Dataset rows:
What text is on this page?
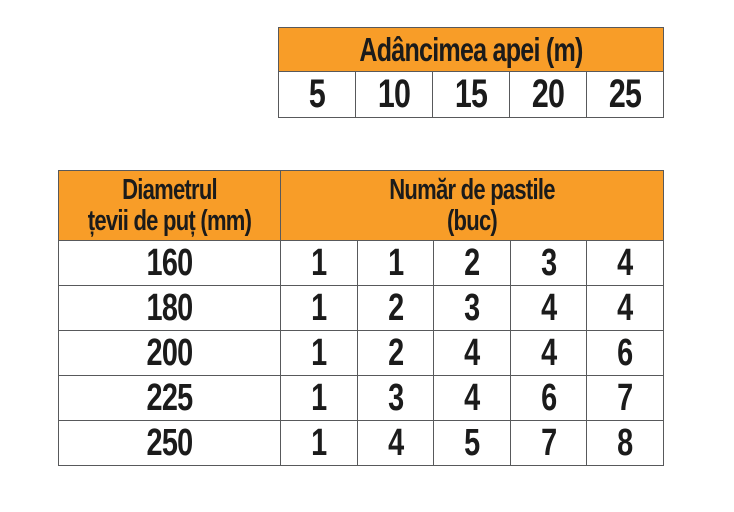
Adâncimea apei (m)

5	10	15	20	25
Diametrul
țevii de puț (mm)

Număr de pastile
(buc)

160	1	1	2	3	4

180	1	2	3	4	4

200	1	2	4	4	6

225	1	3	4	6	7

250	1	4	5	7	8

### EXERCISE INSTRUCTIONS
Output all of the entries verbatim, leaving out any images.

### TASK OUTPUT
What text is on this page?
Adâncimea apei (m)

5	10	15	20	25
Diametrul
țevii de puț (mm)

Număr de pastile
(buc)

160	1	1	2	3	4

180	1	2	3	4	4

200	1	2	4	4	6

225	1	3	4	6	7

250	1	4	5	7	8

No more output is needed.